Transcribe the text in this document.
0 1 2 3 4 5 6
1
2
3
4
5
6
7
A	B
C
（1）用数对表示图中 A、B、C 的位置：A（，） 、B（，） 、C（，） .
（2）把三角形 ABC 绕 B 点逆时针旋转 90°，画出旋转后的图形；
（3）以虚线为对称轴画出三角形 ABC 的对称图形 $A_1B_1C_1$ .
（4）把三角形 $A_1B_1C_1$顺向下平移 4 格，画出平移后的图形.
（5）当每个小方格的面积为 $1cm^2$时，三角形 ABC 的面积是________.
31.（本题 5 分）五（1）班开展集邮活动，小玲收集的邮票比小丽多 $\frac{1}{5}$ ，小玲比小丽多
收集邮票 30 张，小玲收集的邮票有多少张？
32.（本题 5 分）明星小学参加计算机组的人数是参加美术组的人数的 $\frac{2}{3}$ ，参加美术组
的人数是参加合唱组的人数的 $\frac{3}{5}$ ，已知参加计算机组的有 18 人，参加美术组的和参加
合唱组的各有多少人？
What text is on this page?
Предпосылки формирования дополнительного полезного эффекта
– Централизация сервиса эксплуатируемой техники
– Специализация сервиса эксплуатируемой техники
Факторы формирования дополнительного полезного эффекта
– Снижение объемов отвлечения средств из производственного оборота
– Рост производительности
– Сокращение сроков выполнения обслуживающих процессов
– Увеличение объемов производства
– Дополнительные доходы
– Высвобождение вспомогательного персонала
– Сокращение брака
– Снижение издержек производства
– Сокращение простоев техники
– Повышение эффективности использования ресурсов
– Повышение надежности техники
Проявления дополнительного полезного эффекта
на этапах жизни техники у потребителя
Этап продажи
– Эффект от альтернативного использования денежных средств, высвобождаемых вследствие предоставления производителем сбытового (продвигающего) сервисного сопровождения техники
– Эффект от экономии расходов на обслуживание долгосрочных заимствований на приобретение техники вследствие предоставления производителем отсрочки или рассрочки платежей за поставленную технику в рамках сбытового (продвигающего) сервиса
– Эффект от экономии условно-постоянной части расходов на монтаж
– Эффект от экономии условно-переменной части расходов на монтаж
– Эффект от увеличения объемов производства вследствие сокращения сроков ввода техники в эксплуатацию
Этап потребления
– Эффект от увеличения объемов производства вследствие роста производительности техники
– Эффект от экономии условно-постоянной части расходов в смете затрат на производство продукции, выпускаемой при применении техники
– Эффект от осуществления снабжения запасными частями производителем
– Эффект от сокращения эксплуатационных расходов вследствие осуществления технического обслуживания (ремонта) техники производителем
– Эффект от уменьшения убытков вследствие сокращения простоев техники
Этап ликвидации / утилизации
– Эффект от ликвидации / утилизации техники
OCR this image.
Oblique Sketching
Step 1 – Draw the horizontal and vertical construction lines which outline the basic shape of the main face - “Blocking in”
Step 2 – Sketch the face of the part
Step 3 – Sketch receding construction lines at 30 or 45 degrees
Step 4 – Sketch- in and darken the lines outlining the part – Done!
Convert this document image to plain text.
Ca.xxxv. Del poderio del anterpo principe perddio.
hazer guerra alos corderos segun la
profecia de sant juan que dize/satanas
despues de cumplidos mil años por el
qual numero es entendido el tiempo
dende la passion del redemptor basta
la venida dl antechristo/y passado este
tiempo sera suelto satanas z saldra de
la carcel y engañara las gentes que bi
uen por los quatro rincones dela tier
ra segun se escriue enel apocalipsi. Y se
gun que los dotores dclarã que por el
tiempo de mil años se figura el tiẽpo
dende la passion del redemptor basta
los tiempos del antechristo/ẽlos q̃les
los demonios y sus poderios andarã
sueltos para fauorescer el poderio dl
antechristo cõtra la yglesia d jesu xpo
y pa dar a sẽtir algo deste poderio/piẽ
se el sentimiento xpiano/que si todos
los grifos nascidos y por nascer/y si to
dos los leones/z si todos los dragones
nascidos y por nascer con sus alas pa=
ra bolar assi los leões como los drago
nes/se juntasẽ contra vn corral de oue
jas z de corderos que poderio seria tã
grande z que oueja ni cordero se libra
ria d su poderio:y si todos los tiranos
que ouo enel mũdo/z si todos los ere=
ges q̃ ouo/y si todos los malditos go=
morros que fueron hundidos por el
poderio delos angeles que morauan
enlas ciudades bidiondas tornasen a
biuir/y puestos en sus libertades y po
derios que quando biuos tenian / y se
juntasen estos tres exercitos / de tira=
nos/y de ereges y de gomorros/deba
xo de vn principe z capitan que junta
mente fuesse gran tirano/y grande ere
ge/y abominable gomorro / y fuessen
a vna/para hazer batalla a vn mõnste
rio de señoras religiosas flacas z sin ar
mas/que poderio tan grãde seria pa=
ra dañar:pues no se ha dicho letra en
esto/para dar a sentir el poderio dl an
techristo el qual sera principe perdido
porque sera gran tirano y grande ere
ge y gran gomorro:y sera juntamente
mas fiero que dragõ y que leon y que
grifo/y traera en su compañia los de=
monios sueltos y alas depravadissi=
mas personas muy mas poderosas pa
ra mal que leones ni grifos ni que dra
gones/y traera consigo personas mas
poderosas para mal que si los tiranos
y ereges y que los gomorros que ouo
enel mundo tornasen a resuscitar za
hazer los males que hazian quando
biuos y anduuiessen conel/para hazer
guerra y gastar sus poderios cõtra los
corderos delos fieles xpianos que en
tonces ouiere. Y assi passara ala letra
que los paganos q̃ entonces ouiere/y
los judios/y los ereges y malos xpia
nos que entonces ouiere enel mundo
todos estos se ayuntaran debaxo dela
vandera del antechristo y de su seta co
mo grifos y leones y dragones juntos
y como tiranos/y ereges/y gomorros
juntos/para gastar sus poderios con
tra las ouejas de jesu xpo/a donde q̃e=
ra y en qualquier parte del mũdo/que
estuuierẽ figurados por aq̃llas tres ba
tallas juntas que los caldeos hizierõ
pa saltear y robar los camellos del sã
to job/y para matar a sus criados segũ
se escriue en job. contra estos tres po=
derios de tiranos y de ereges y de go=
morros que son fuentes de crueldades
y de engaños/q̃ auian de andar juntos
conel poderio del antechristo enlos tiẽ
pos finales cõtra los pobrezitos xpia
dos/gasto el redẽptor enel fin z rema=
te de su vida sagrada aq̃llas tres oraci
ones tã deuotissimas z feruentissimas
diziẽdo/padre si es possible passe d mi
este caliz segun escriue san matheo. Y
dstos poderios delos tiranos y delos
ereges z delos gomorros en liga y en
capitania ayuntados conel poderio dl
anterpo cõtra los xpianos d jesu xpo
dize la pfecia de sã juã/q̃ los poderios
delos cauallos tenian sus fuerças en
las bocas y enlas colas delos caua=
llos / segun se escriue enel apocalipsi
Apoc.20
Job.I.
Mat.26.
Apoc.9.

→ Aim: Go through the records above and set each one down exactly, please.

→ Answer below:
Transcribe the text in this document.
0 1 2 3 4 5 6
1
2
3
4
5
6
7
A	B
C
（1）用数对表示图中 A、B、C 的位置：A（，） 、B（，） 、C（，） .
（2）把三角形 ABC 绕 B 点逆时针旋转 90°，画出旋转后的图形；
（3）以虚线为对称轴画出三角形 ABC 的对称图形 $A_1B_1C_1$ .
（4）把三角形 $A_1B_1C_1$顺向下平移 4 格，画出平移后的图形.
（5）当每个小方格的面积为 $1cm^2$时，三角形 ABC 的面积是________.
31.（本题 5 分）五（1）班开展集邮活动，小玲收集的邮票比小丽多 $\frac{1}{5}$ ，小玲比小丽多
收集邮票 30 张，小玲收集的邮票有多少张？
32.（本题 5 分）明星小学参加计算机组的人数是参加美术组的人数的 $\frac{2}{3}$ ，参加美术组
的人数是参加合唱组的人数的 $\frac{3}{5}$ ，已知参加计算机组的有 18 人，参加美术组的和参加
合唱组的各有多少人？
What text is on this page?
Предпосылки формирования дополнительного полезного эффекта
– Централизация сервиса эксплуатируемой техники
– Специализация сервиса эксплуатируемой техники
Факторы формирования дополнительного полезного эффекта
– Снижение объемов отвлечения средств из производственного оборота
– Рост производительности
– Сокращение сроков выполнения обслуживающих процессов
– Увеличение объемов производства
– Дополнительные доходы
– Высвобождение вспомогательного персонала
– Сокращение брака
– Снижение издержек производства
– Сокращение простоев техники
– Повышение эффективности использования ресурсов
– Повышение надежности техники
Проявления дополнительного полезного эффекта
на этапах жизни техники у потребителя
Этап продажи
– Эффект от альтернативного использования денежных средств, высвобождаемых вследствие предоставления производителем сбытового (продвигающего) сервисного сопровождения техники
– Эффект от экономии расходов на обслуживание долгосрочных заимствований на приобретение техники вследствие предоставления производителем отсрочки или рассрочки платежей за поставленную технику в рамках сбытового (продвигающего) сервиса
– Эффект от экономии условно-постоянной части расходов на монтаж
– Эффект от экономии условно-переменной части расходов на монтаж
– Эффект от увеличения объемов производства вследствие сокращения сроков ввода техники в эксплуатацию
Этап потребления
– Эффект от увеличения объемов производства вследствие роста производительности техники
– Эффект от экономии условно-постоянной части расходов в смете затрат на производство продукции, выпускаемой при применении техники
– Эффект от осуществления снабжения запасными частями производителем
– Эффект от сокращения эксплуатационных расходов вследствие осуществления технического обслуживания (ремонта) техники производителем
– Эффект от уменьшения убытков вследствие сокращения простоев техники
Этап ликвидации / утилизации
– Эффект от ликвидации / утилизации техники
OCR this image.
Oblique Sketching
Step 1 – Draw the horizontal and vertical construction lines which outline the basic shape of the main face - “Blocking in”
Step 2 – Sketch the face of the part
Step 3 – Sketch receding construction lines at 30 or 45 degrees
Step 4 – Sketch- in and darken the lines outlining the part – Done!
Convert this document image to plain text.
Ca.xxxv. Del poderio del anterpo principe perddio.
hazer guerra alos corderos segun la
profecia de sant juan que dize/satanas
despues de cumplidos mil años por el
qual numero es entendido el tiempo
dende la passion del redemptor basta
la venida dl antechristo/y passado este
tiempo sera suelto satanas z saldra de
la carcel y engañara las gentes que bi
uen por los quatro rincones dela tier
ra segun se escriue enel apocalipsi. Y se
gun que los dotores dclarã que por el
tiempo de mil años se figura el tiẽpo
dende la passion del redemptor basta
los tiempos del antechristo/ẽlos q̃les
los demonios y sus poderios andarã
sueltos para fauorescer el poderio dl
antechristo cõtra la yglesia d jesu xpo
y pa dar a sẽtir algo deste poderio/piẽ
se el sentimiento xpiano/que si todos
los grifos nascidos y por nascer/y si to
dos los leones/z si todos los dragones
nascidos y por nascer con sus alas pa=
ra bolar assi los leões como los drago
nes/se juntasẽ contra vn corral de oue
jas z de corderos que poderio seria tã
grande z que oueja ni cordero se libra
ria d su poderio:y si todos los tiranos
que ouo enel mũdo/z si todos los ere=
ges q̃ ouo/y si todos los malditos go=
morros que fueron hundidos por el
poderio delos angeles que morauan
enlas ciudades bidiondas tornasen a
biuir/y puestos en sus libertades y po
derios que quando biuos tenian / y se
juntasen estos tres exercitos / de tira=
nos/y de ereges y de gomorros/deba
xo de vn principe z capitan que junta
mente fuesse gran tirano/y grande ere
ge/y abominable gomorro / y fuessen
a vna/para hazer batalla a vn mõnste
rio de señoras religiosas flacas z sin ar
mas/que poderio tan grãde seria pa=
ra dañar:pues no se ha dicho letra en
esto/para dar a sentir el poderio dl an
techristo el qual sera principe perdido
porque sera gran tirano y grande ere
ge y gran gomorro:y sera juntamente
mas fiero que dragõ y que leon y que
grifo/y traera en su compañia los de=
monios sueltos y alas depravadissi=
mas personas muy mas poderosas pa
ra mal que leones ni grifos ni que dra
gones/y traera consigo personas mas
poderosas para mal que si los tiranos
y ereges y que los gomorros que ouo
enel mundo tornasen a resuscitar za
hazer los males que hazian quando
biuos y anduuiessen conel/para hazer
guerra y gastar sus poderios cõtra los
corderos delos fieles xpianos que en
tonces ouiere. Y assi passara ala letra
que los paganos q̃ entonces ouiere/y
los judios/y los ereges y malos xpia
nos que entonces ouiere enel mundo
todos estos se ayuntaran debaxo dela
vandera del antechristo y de su seta co
mo grifos y leones y dragones juntos
y como tiranos/y ereges/y gomorros
juntos/para gastar sus poderios con
tra las ouejas de jesu xpo/a donde q̃e=
ra y en qualquier parte del mũdo/que
estuuierẽ figurados por aq̃llas tres ba
tallas juntas que los caldeos hizierõ
pa saltear y robar los camellos del sã
to job/y para matar a sus criados segũ
se escriue en job. contra estos tres po=
derios de tiranos y de ereges y de go=
morros que son fuentes de crueldades
y de engaños/q̃ auian de andar juntos
conel poderio del antechristo enlos tiẽ
pos finales cõtra los pobrezitos xpia
dos/gasto el redẽptor enel fin z rema=
te de su vida sagrada aq̃llas tres oraci
ones tã deuotissimas z feruentissimas
diziẽdo/padre si es possible passe d mi
este caliz segun escriue san matheo. Y
dstos poderios delos tiranos y delos
ereges z delos gomorros en liga y en
capitania ayuntados conel poderio dl
anterpo cõtra los xpianos d jesu xpo
dize la pfecia de sã juã/q̃ los poderios
delos cauallos tenian sus fuerças en
las bocas y enlas colas delos caua=
llos / segun se escriue enel apocalipsi
Apoc.20
Job.I.
Mat.26.
Apoc.9.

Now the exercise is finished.